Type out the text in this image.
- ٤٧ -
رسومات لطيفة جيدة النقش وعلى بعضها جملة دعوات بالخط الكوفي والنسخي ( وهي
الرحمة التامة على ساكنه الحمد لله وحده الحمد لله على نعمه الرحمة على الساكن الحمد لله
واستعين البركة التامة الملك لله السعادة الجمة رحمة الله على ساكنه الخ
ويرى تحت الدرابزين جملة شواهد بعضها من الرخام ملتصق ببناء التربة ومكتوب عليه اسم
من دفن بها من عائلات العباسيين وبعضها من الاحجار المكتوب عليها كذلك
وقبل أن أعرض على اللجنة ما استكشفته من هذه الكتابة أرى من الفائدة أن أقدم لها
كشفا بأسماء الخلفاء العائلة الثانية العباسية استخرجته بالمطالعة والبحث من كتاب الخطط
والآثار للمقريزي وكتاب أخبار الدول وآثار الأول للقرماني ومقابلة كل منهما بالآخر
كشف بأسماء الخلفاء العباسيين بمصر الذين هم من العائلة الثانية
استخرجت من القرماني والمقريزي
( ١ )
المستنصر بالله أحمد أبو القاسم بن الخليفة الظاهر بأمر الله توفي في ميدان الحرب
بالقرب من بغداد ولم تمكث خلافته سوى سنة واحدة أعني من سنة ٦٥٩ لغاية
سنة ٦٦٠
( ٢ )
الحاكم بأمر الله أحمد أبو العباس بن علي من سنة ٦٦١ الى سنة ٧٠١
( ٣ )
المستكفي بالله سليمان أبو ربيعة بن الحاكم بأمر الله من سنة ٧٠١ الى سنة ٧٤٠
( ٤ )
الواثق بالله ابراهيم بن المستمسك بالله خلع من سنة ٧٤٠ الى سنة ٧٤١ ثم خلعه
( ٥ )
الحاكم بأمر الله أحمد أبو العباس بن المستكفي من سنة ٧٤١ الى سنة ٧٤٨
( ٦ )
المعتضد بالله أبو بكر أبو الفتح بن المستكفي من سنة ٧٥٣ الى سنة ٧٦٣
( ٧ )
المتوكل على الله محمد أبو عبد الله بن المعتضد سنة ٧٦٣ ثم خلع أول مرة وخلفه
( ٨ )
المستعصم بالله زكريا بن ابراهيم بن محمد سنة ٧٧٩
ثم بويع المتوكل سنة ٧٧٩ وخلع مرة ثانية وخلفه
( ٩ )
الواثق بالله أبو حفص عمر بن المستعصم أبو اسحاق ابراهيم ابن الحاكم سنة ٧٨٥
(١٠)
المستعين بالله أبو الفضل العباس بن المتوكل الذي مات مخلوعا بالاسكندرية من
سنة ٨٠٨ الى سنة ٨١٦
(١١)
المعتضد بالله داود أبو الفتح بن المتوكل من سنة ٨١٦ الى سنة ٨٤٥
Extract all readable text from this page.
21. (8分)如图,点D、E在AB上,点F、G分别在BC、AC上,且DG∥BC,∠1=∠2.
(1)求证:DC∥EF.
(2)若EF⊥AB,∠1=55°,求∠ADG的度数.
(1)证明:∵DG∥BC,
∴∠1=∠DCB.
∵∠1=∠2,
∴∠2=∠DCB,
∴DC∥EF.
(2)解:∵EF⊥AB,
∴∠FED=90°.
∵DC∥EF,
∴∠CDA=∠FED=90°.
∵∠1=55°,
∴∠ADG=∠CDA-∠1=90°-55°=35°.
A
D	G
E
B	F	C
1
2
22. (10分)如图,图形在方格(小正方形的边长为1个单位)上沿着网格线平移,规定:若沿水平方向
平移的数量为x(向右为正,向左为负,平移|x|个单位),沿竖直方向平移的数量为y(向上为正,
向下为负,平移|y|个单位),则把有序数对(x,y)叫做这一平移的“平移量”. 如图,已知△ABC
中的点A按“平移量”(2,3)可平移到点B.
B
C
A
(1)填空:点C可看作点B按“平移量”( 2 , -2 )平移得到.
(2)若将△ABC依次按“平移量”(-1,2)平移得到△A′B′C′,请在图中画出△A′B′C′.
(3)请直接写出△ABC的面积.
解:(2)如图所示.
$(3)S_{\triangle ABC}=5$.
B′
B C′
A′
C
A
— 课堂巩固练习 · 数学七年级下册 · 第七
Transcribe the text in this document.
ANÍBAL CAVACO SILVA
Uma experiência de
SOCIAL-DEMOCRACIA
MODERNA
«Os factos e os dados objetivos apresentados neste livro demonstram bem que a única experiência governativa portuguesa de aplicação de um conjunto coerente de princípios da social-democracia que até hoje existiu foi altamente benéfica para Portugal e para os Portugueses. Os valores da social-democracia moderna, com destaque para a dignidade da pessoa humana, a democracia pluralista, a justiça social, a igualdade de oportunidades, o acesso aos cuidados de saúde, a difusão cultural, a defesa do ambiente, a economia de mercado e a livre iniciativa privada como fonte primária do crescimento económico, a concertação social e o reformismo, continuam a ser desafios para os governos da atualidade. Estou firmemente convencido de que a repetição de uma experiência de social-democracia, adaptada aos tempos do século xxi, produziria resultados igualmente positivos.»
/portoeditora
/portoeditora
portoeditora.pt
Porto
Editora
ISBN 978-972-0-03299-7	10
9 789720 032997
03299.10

____

• _PROBLEM DESCRIPTION_
Starting at the line that contains "Transcribe the text in this document.", retype each line through the end of the listing above and nothing else.

• _RESPONSE BELOW_
Transcribe the text in this document.
ANÍBAL CAVACO SILVA
Uma experiência de
SOCIAL-DEMOCRACIA
MODERNA
«Os factos e os dados objetivos apresentados neste livro demonstram bem que a única experiência governativa portuguesa de aplicação de um conjunto coerente de princípios da social-democracia que até hoje existiu foi altamente benéfica para Portugal e para os Portugueses. Os valores da social-democracia moderna, com destaque para a dignidade da pessoa humana, a democracia pluralista, a justiça social, a igualdade de oportunidades, o acesso aos cuidados de saúde, a difusão cultural, a defesa do ambiente, a economia de mercado e a livre iniciativa privada como fonte primária do crescimento económico, a concertação social e o reformismo, continuam a ser desafios para os governos da atualidade. Estou firmemente convencido de que a repetição de uma experiência de social-democracia, adaptada aos tempos do século xxi, produziria resultados igualmente positivos.»
/portoeditora
/portoeditora
portoeditora.pt
Porto
Editora
ISBN 978-972-0-03299-7	10
9 789720 032997
03299.10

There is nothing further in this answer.